*Task goal*: Of the lines below, copy those that hold the word "Merath".

*Record extracts*:
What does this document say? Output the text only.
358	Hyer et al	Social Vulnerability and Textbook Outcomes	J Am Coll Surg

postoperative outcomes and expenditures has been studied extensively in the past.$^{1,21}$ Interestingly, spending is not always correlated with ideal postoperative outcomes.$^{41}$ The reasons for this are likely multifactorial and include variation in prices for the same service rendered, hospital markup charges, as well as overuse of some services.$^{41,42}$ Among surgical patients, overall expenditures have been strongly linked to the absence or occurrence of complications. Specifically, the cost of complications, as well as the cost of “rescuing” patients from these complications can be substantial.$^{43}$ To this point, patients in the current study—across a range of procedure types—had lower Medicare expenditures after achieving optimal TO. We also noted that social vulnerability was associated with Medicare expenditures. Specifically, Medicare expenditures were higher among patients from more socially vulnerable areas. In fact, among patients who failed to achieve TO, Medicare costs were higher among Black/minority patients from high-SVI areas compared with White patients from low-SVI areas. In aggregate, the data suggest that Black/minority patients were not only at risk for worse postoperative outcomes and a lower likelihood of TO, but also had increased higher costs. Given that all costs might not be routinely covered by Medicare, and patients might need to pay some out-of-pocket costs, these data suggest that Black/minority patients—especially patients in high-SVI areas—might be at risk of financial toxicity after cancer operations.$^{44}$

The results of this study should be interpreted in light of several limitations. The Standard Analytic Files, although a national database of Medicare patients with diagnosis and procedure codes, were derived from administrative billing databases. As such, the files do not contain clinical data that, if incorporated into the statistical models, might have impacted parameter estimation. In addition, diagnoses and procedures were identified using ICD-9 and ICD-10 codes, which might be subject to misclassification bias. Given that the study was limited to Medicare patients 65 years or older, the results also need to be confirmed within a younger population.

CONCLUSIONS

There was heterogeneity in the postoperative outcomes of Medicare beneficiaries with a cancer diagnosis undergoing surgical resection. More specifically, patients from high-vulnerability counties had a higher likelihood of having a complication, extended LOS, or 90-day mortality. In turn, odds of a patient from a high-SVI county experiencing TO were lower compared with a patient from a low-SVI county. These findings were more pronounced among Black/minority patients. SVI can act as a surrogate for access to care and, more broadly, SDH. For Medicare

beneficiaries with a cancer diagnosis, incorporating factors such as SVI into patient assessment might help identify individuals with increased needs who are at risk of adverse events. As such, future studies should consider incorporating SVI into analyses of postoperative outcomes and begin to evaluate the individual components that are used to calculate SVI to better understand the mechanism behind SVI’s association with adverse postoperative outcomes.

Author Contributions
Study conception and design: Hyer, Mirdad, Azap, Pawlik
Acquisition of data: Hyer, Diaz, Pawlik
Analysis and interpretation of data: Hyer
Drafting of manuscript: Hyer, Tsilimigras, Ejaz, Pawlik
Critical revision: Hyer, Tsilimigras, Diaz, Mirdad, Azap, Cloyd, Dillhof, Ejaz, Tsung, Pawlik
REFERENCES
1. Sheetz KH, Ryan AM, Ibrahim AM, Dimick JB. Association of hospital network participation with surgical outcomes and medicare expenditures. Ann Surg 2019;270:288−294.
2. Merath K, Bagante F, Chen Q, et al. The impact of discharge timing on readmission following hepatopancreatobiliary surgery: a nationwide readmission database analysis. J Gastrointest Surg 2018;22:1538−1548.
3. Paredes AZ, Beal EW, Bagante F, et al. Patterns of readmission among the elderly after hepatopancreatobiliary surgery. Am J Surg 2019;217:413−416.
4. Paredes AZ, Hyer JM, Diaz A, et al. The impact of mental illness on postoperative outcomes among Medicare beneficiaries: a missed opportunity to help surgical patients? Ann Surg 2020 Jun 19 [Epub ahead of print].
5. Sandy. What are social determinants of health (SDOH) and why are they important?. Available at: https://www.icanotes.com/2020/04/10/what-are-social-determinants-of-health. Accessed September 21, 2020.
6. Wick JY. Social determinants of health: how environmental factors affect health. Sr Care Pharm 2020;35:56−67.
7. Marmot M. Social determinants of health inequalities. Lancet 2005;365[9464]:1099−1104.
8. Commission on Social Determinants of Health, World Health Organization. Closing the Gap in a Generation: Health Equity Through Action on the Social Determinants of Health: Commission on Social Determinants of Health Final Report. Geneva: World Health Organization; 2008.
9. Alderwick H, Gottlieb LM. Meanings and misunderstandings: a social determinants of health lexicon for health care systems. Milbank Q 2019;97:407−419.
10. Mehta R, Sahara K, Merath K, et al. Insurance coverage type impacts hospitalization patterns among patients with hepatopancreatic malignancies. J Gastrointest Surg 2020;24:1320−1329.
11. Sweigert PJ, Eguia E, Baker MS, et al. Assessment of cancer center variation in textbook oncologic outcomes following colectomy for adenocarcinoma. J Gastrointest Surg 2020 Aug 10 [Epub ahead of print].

*Answer section*:
2. Merath K, Bagante F, Chen Q, et al. The impact of discharge timing on readmission following hepatopancreatobiliary surgery: a nationwide readmission database analysis. J Gastrointest Surg 2018;22:1538−1548.
10. Mehta R, Sahara K, Merath K, et al. Insurance coverage type impacts hospitalization patterns among patients with hepatopancreatic malignancies. J Gastrointest Surg 2020;24:1320−1329.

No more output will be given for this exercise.